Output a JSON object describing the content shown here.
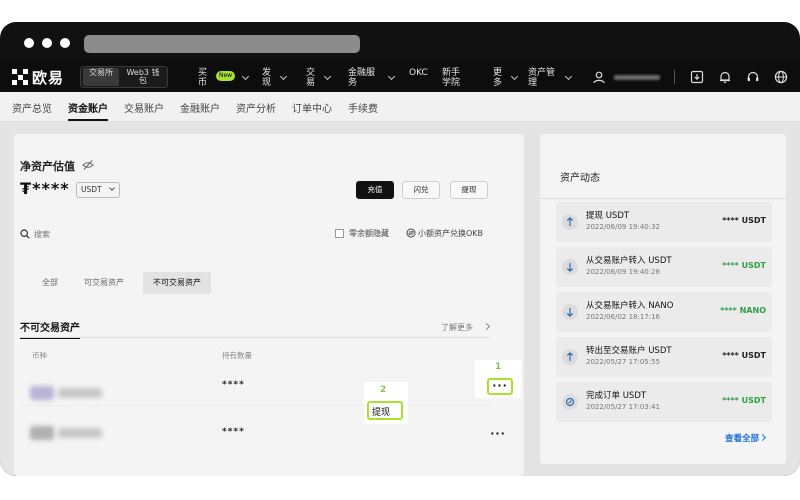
{
  "brand": {
    "name": "欧易"
  },
  "topnav": {
    "mode_exchange": "交易所",
    "mode_web3": "Web3 钱包",
    "buy_coin": "买币",
    "buy_badge": "New",
    "discover": "发现",
    "trade": "交易",
    "finance": "金融服务",
    "okc": "OKC",
    "academy": "新手学院",
    "more": "更多",
    "asset_mgmt": "资产管理"
  },
  "subnav": {
    "tabs": [
      "资产总览",
      "资金账户",
      "交易账户",
      "金融账户",
      "资产分析",
      "订单中心",
      "手续费"
    ]
  },
  "valuation": {
    "title": "净资产估值",
    "balance": "₮****",
    "currency": "USDT",
    "deposit": "充值",
    "convert": "闪兑",
    "withdraw": "提现"
  },
  "filters": {
    "search_placeholder": "搜索",
    "hide_zero": "零余额隐藏",
    "small_convert": "小额资产兑换OKB",
    "tabs": [
      "全部",
      "可交易资产",
      "不可交易资产"
    ]
  },
  "assets": {
    "title": "不可交易资产",
    "learn_more": "了解更多",
    "col_coin": "币种",
    "col_amount": "持有数量",
    "rows": [
      {
        "amount": "****",
        "more": "···"
      },
      {
        "amount": "****",
        "more": "···"
      }
    ],
    "dropdown_withdraw": "提现"
  },
  "callouts": {
    "first": "1",
    "second": "2"
  },
  "activity": {
    "title": "资产动态",
    "items": [
      {
        "title": "提现 USDT",
        "time": "2022/06/09 19:40:32",
        "amount": "**** USDT",
        "icon": "arrow-up-icon",
        "color": "#222222"
      },
      {
        "title": "从交易账户转入 USDT",
        "time": "2022/06/09 19:40:28",
        "amount": "**** USDT",
        "icon": "arrow-down-icon",
        "color": "#2ea043"
      },
      {
        "title": "从交易账户转入 NANO",
        "time": "2022/06/02 18:17:16",
        "amount": "**** NANO",
        "icon": "arrow-down-icon",
        "color": "#2ea043"
      },
      {
        "title": "转出至交易账户 USDT",
        "time": "2022/05/27 17:05:55",
        "amount": "**** USDT",
        "icon": "arrow-up-icon",
        "color": "#222222"
      },
      {
        "title": "完成订单 USDT",
        "time": "2022/05/27 17:03:41",
        "amount": "**** USDT",
        "icon": "order-icon",
        "color": "#2ea043"
      }
    ],
    "view_all": "查看全部"
  },
  "colors": {
    "accent": "#a6e22e",
    "link": "#1f6fd6",
    "positive": "#2ea043"
  }
}
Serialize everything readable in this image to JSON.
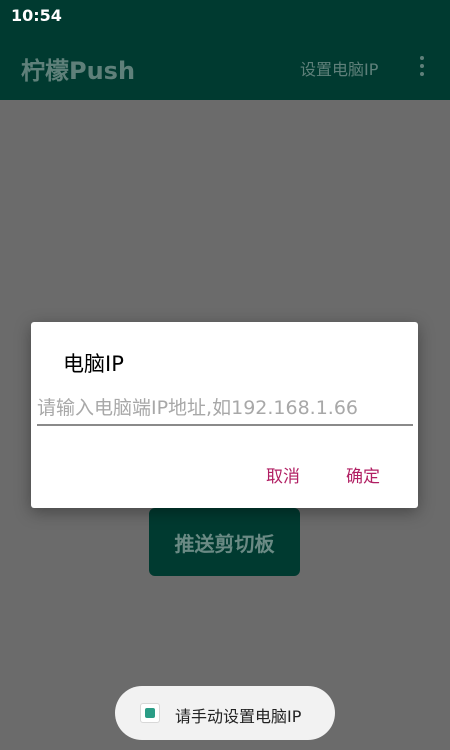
{
  "status_bar": {
    "time": "10:54"
  },
  "app_bar": {
    "title": "柠檬Push",
    "action_label": "设置电脑IP",
    "overflow_icon": "more-vert-icon"
  },
  "main": {
    "push_button_label": "推送剪切板"
  },
  "dialog": {
    "title": "电脑IP",
    "input_value": "",
    "input_placeholder": "请输入电脑端IP地址,如192.168.1.66",
    "cancel_label": "取消",
    "confirm_label": "确定",
    "accent_color": "#b11f63"
  },
  "toast": {
    "icon": "app-icon",
    "text": "请手动设置电脑IP"
  },
  "colors": {
    "primary_dark": "#003a30",
    "scrim": "#6b6b6b"
  }
}
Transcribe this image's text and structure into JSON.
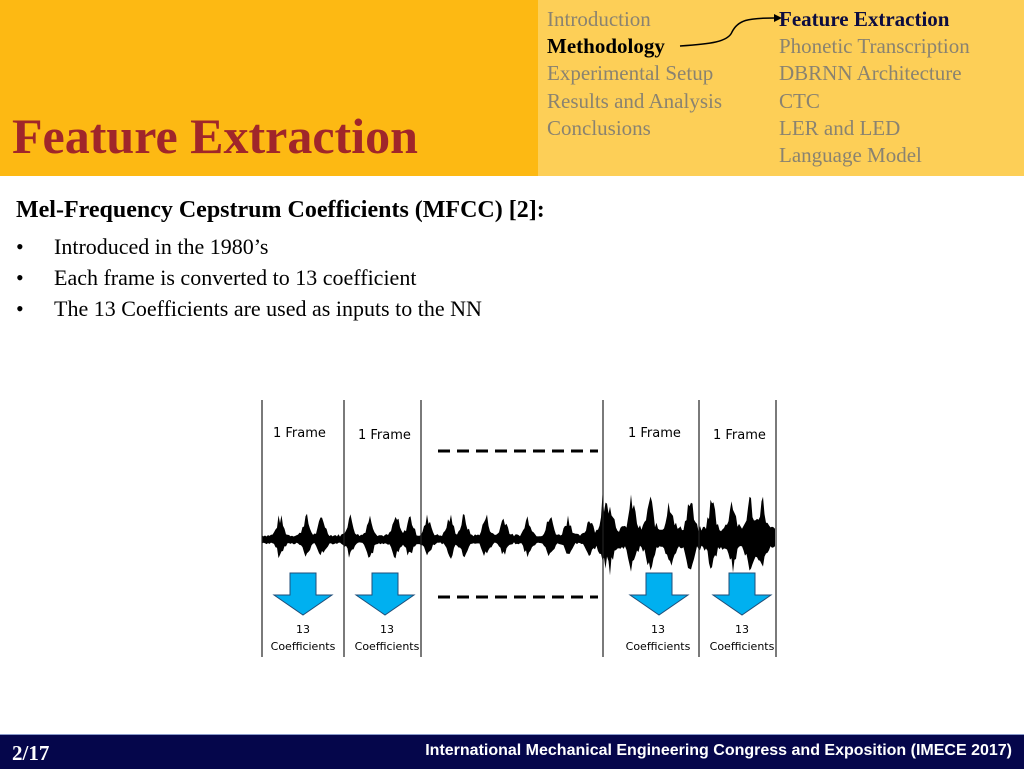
{
  "header": {
    "title": "Feature Extraction",
    "colors": {
      "left_panel": "#FDB913",
      "right_panel": "#FDCF57",
      "title": "#A0262A"
    }
  },
  "nav": {
    "sections": [
      {
        "label": "Introduction",
        "state": "inactive"
      },
      {
        "label": "Methodology",
        "state": "active"
      },
      {
        "label": "Experimental Setup",
        "state": "inactive"
      },
      {
        "label": "Results and Analysis",
        "state": "inactive"
      },
      {
        "label": "Conclusions",
        "state": "inactive"
      }
    ],
    "subsections": [
      {
        "label": "Feature Extraction",
        "state": "current"
      },
      {
        "label": "Phonetic Transcription",
        "state": "inactive"
      },
      {
        "label": "DBRNN Architecture",
        "state": "inactive"
      },
      {
        "label": "CTC",
        "state": "inactive"
      },
      {
        "label": "LER and LED",
        "state": "inactive"
      },
      {
        "label": "Language Model",
        "state": "inactive"
      }
    ]
  },
  "content": {
    "heading": "Mel-Frequency Cepstrum Coefficients (MFCC) [2]:",
    "bullet_glyph": "•",
    "bullets": [
      "Introduced in the 1980’s",
      "Each frame is converted to 13 coefficient",
      "The 13 Coefficients are used as inputs to the NN"
    ]
  },
  "diagram": {
    "frames": [
      {
        "label": "1 Frame",
        "count": "13",
        "coef_label": "Coefficients"
      },
      {
        "label": "1 Frame",
        "count": "13",
        "coef_label": "Coefficients"
      },
      {
        "label": "1 Frame",
        "count": "13",
        "coef_label": "Coefficients"
      },
      {
        "label": "1 Frame",
        "count": "13",
        "coef_label": "Coefficients"
      }
    ],
    "arrow_color": "#00B0F0"
  },
  "footer": {
    "page": "2/17",
    "conference": "International Mechanical Engineering Congress and Exposition (IMECE 2017)",
    "background": "#05064B"
  }
}
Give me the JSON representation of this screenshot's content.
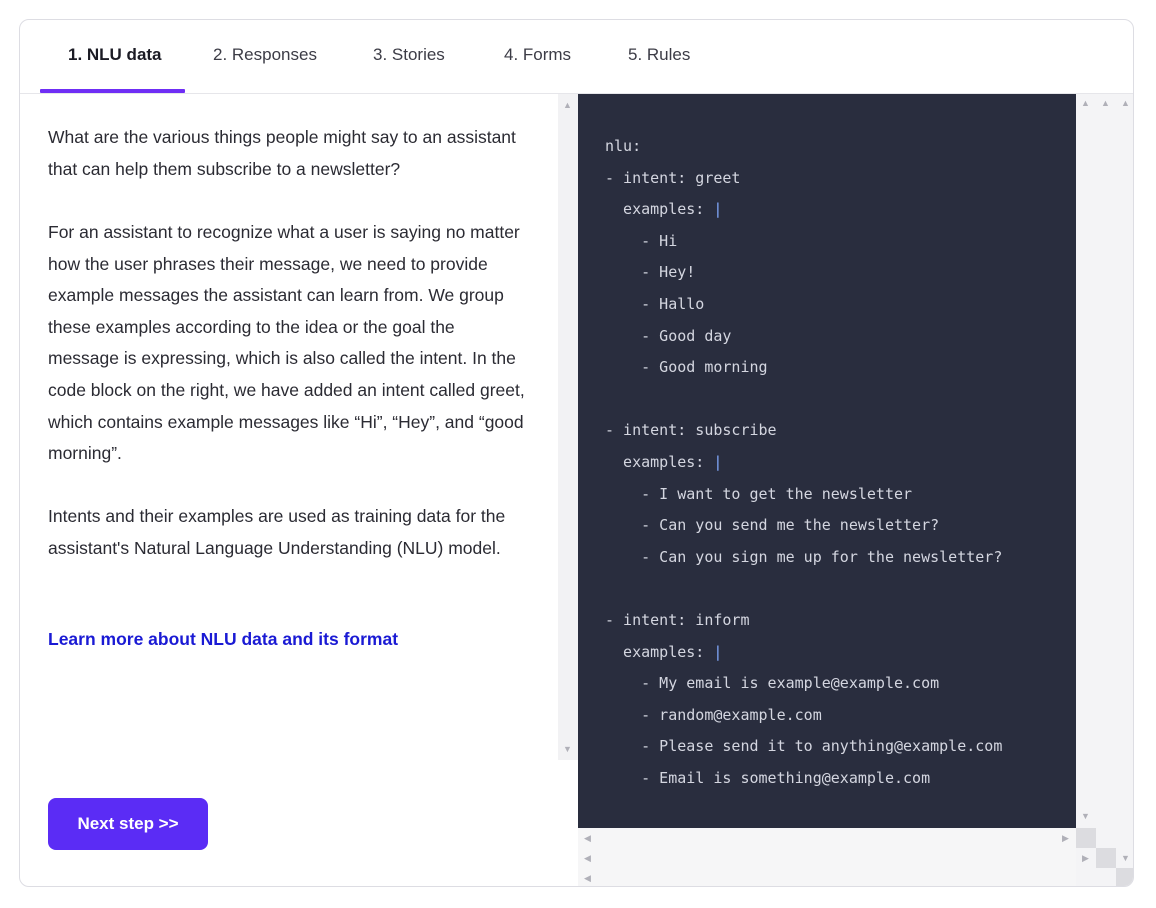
{
  "tabs": [
    {
      "label": "1. NLU data",
      "active": true
    },
    {
      "label": "2. Responses",
      "active": false
    },
    {
      "label": "3. Stories",
      "active": false
    },
    {
      "label": "4. Forms",
      "active": false
    },
    {
      "label": "5. Rules",
      "active": false
    }
  ],
  "content": {
    "paragraph_1": "What are the various things people might say to an assistant that can help them subscribe to a newsletter?",
    "paragraph_2": "For an assistant to recognize what a user is saying no matter how the user phrases their message, we need to provide example messages the assistant can learn from. We group these examples according to the idea or the goal the message is expressing, which is also called the intent. In the code block on the right, we have added an intent called greet, which contains example messages like “Hi”, “Hey”, and “good morning”.",
    "paragraph_3": "Intents and their examples are used as training data for the assistant's Natural Language Understanding (NLU) model.",
    "learn_more_link": "Learn more about NLU data and its format",
    "next_button": "Next step >>"
  },
  "code": {
    "root": "nlu:",
    "intents": [
      {
        "intent_line": "- intent: greet",
        "examples_line": "  examples: ",
        "examples": [
          "Hi",
          "Hey!",
          "Hallo",
          "Good day",
          "Good morning"
        ]
      },
      {
        "intent_line": "- intent: subscribe",
        "examples_line": "  examples: ",
        "examples": [
          "I want to get the newsletter",
          "Can you send me the newsletter?",
          "Can you sign me up for the newsletter?"
        ]
      },
      {
        "intent_line": "- intent: inform",
        "examples_line": "  examples: ",
        "examples": [
          "My email is example@example.com",
          "random@example.com",
          "Please send it to anything@example.com",
          "Email is something@example.com"
        ]
      }
    ],
    "pipe": "|"
  },
  "colors": {
    "accent": "#6f2ef5",
    "button": "#5b2cf5",
    "link": "#1a1ad4",
    "code_bg": "#292d3e"
  }
}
• • • • •
• Task: Copy out all the data exactly; skip the pictures.

• Full solution:
Output a JSON object describing the content shown here.
{
  "brand": {
    "name": "欧易"
  },
  "topnav": {
    "mode_exchange": "交易所",
    "mode_web3": "Web3 钱包",
    "buy_coin": "买币",
    "buy_badge": "New",
    "discover": "发现",
    "trade": "交易",
    "finance": "金融服务",
    "okc": "OKC",
    "academy": "新手学院",
    "more": "更多",
    "asset_mgmt": "资产管理"
  },
  "subnav": {
    "tabs": [
      "资产总览",
      "资金账户",
      "交易账户",
      "金融账户",
      "资产分析",
      "订单中心",
      "手续费"
    ]
  },
  "valuation": {
    "title": "净资产估值",
    "balance": "₮****",
    "currency": "USDT",
    "deposit": "充值",
    "convert": "闪兑",
    "withdraw": "提现"
  },
  "filters": {
    "search_placeholder": "搜索",
    "hide_zero": "零余额隐藏",
    "small_convert": "小额资产兑换OKB",
    "tabs": [
      "全部",
      "可交易资产",
      "不可交易资产"
    ]
  },
  "assets": {
    "title": "不可交易资产",
    "learn_more": "了解更多",
    "col_coin": "币种",
    "col_amount": "持有数量",
    "rows": [
      {
        "amount": "****",
        "more": "···"
      },
      {
        "amount": "****",
        "more": "···"
      }
    ],
    "dropdown_withdraw": "提现"
  },
  "callouts": {
    "first": "1",
    "second": "2"
  },
  "activity": {
    "title": "资产动态",
    "items": [
      {
        "title": "提现 USDT",
        "time": "2022/06/09 19:40:32",
        "amount": "**** USDT",
        "icon": "arrow-up-icon",
        "color": "#222222"
      },
      {
        "title": "从交易账户转入 USDT",
        "time": "2022/06/09 19:40:28",
        "amount": "**** USDT",
        "icon": "arrow-down-icon",
        "color": "#2ea043"
      },
      {
        "title": "从交易账户转入 NANO",
        "time": "2022/06/02 18:17:16",
        "amount": "**** NANO",
        "icon": "arrow-down-icon",
        "color": "#2ea043"
      },
      {
        "title": "转出至交易账户 USDT",
        "time": "2022/05/27 17:05:55",
        "amount": "**** USDT",
        "icon": "arrow-up-icon",
        "color": "#222222"
      },
      {
        "title": "完成订单 USDT",
        "time": "2022/05/27 17:03:41",
        "amount": "**** USDT",
        "icon": "order-icon",
        "color": "#2ea043"
      }
    ],
    "view_all": "查看全部"
  },
  "colors": {
    "accent": "#a6e22e",
    "link": "#1f6fd6",
    "positive": "#2ea043"
  }
}
Serialize everything readable in this image to JSON.
{
  "status_bar": {
    "time": "10:54"
  },
  "app_bar": {
    "title": "柠檬Push",
    "action_label": "设置电脑IP",
    "overflow_icon": "more-vert-icon"
  },
  "main": {
    "push_button_label": "推送剪切板"
  },
  "dialog": {
    "title": "电脑IP",
    "input_value": "",
    "input_placeholder": "请输入电脑端IP地址,如192.168.1.66",
    "cancel_label": "取消",
    "confirm_label": "确定",
    "accent_color": "#b11f63"
  },
  "toast": {
    "icon": "app-icon",
    "text": "请手动设置电脑IP"
  },
  "colors": {
    "primary_dark": "#003a30",
    "scrim": "#6b6b6b"
  }
}
Transcribe this image's text and structure into JSON.
{
  "header": {
    "title": "Feature Extraction",
    "colors": {
      "left_panel": "#FDB913",
      "right_panel": "#FDCF57",
      "title": "#A0262A"
    }
  },
  "nav": {
    "sections": [
      {
        "label": "Introduction",
        "state": "inactive"
      },
      {
        "label": "Methodology",
        "state": "active"
      },
      {
        "label": "Experimental Setup",
        "state": "inactive"
      },
      {
        "label": "Results and Analysis",
        "state": "inactive"
      },
      {
        "label": "Conclusions",
        "state": "inactive"
      }
    ],
    "subsections": [
      {
        "label": "Feature Extraction",
        "state": "current"
      },
      {
        "label": "Phonetic Transcription",
        "state": "inactive"
      },
      {
        "label": "DBRNN Architecture",
        "state": "inactive"
      },
      {
        "label": "CTC",
        "state": "inactive"
      },
      {
        "label": "LER and LED",
        "state": "inactive"
      },
      {
        "label": "Language Model",
        "state": "inactive"
      }
    ]
  },
  "content": {
    "heading": "Mel-Frequency Cepstrum Coefficients (MFCC) [2]:",
    "bullet_glyph": "•",
    "bullets": [
      "Introduced in the 1980’s",
      "Each frame is converted to 13 coefficient",
      "The 13 Coefficients are used as inputs to the NN"
    ]
  },
  "diagram": {
    "frames": [
      {
        "label": "1 Frame",
        "count": "13",
        "coef_label": "Coefficients"
      },
      {
        "label": "1 Frame",
        "count": "13",
        "coef_label": "Coefficients"
      },
      {
        "label": "1 Frame",
        "count": "13",
        "coef_label": "Coefficients"
      },
      {
        "label": "1 Frame",
        "count": "13",
        "coef_label": "Coefficients"
      }
    ],
    "arrow_color": "#00B0F0"
  },
  "footer": {
    "page": "2/17",
    "conference": "International Mechanical Engineering Congress and Exposition (IMECE 2017)",
    "background": "#05064B"
  }
}
Give me the JSON representation of this screenshot's content.
{
  "tabs": [
    {
      "label": "1. NLU data",
      "active": true
    },
    {
      "label": "2. Responses",
      "active": false
    },
    {
      "label": "3. Stories",
      "active": false
    },
    {
      "label": "4. Forms",
      "active": false
    },
    {
      "label": "5. Rules",
      "active": false
    }
  ],
  "content": {
    "paragraph_1": "What are the various things people might say to an assistant that can help them subscribe to a newsletter?",
    "paragraph_2": "For an assistant to recognize what a user is saying no matter how the user phrases their message, we need to provide example messages the assistant can learn from. We group these examples according to the idea or the goal the message is expressing, which is also called the intent. In the code block on the right, we have added an intent called greet, which contains example messages like “Hi”, “Hey”, and “good morning”.",
    "paragraph_3": "Intents and their examples are used as training data for the assistant's Natural Language Understanding (NLU) model.",
    "learn_more_link": "Learn more about NLU data and its format",
    "next_button": "Next step >>"
  },
  "code": {
    "root": "nlu:",
    "intents": [
      {
        "intent_line": "- intent: greet",
        "examples_line": "  examples: ",
        "examples": [
          "Hi",
          "Hey!",
          "Hallo",
          "Good day",
          "Good morning"
        ]
      },
      {
        "intent_line": "- intent: subscribe",
        "examples_line": "  examples: ",
        "examples": [
          "I want to get the newsletter",
          "Can you send me the newsletter?",
          "Can you sign me up for the newsletter?"
        ]
      },
      {
        "intent_line": "- intent: inform",
        "examples_line": "  examples: ",
        "examples": [
          "My email is example@example.com",
          "random@example.com",
          "Please send it to anything@example.com",
          "Email is something@example.com"
        ]
      }
    ],
    "pipe": "|"
  },
  "colors": {
    "accent": "#6f2ef5",
    "button": "#5b2cf5",
    "link": "#1a1ad4",
    "code_bg": "#292d3e"
  }
}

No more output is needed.